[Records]
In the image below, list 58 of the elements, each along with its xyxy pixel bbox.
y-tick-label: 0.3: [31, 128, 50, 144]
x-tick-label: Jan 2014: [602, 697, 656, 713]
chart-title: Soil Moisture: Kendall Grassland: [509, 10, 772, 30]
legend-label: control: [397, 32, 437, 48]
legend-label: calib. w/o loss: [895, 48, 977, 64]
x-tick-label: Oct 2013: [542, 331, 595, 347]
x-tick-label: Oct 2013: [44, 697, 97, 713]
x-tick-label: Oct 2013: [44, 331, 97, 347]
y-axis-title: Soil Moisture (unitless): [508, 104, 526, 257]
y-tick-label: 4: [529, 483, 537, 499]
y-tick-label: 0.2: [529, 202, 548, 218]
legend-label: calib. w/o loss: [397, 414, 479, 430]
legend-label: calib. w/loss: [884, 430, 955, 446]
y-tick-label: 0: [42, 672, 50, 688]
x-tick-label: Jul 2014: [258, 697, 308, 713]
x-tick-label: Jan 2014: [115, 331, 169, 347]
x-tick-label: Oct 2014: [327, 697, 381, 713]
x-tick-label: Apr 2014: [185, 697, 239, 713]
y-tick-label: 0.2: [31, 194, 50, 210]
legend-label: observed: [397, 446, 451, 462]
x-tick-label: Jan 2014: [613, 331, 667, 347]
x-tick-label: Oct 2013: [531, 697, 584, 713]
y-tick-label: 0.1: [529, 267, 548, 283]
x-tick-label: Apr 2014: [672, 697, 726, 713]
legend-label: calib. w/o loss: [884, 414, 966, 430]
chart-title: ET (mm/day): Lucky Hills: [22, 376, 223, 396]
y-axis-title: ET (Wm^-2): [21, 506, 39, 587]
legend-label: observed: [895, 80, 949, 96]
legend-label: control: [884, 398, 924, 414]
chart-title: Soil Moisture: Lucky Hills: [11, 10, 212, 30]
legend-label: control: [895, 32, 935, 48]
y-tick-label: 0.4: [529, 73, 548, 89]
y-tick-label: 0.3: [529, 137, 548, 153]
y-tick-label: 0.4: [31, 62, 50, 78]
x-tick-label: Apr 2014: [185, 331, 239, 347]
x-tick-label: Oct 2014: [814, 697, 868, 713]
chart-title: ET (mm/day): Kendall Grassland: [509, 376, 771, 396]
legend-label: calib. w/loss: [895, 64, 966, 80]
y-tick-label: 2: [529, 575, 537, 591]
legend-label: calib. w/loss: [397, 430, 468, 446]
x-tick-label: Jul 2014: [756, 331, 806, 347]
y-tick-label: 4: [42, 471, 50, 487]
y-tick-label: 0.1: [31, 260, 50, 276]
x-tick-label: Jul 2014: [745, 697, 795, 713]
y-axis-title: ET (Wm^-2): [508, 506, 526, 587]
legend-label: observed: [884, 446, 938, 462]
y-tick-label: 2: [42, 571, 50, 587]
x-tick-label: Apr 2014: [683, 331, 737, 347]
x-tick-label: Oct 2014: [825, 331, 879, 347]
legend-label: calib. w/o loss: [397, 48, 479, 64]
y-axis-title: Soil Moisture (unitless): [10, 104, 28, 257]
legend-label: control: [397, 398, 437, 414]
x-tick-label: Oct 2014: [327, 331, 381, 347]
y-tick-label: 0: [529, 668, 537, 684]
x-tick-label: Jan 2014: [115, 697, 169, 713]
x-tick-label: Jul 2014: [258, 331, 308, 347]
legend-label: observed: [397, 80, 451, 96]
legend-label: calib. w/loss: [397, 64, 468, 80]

--

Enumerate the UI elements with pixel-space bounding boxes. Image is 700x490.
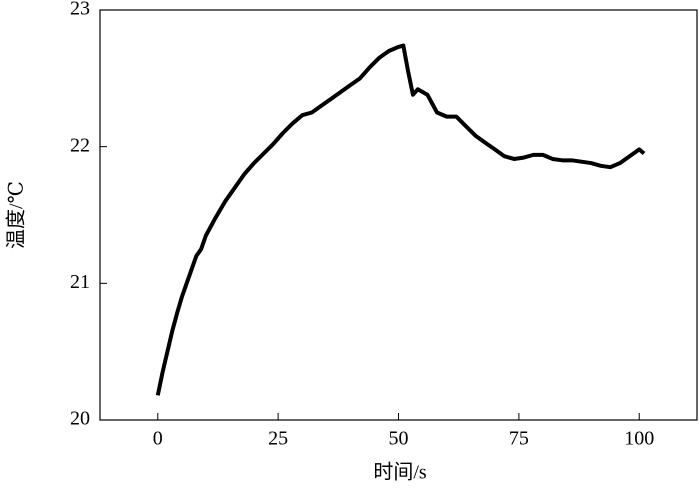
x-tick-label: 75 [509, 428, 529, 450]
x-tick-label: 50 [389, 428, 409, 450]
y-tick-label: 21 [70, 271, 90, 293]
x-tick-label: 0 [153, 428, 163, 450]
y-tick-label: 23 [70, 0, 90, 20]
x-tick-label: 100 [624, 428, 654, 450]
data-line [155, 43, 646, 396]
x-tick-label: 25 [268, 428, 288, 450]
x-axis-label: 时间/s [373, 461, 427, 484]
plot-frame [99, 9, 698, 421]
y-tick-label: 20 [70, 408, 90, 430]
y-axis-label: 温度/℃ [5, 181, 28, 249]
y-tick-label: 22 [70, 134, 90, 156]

> [Aim of the task] Show each line of the records above that contains the string "chart".

> [Expected answer]
chart-title: Soil Moisture: Kendall Grassland: [509, 10, 772, 30]
chart-title: ET (mm/day): Lucky Hills: [22, 376, 223, 396]
chart-title: Soil Moisture: Lucky Hills: [11, 10, 212, 30]
chart-title: ET (mm/day): Kendall Grassland: [509, 376, 771, 396]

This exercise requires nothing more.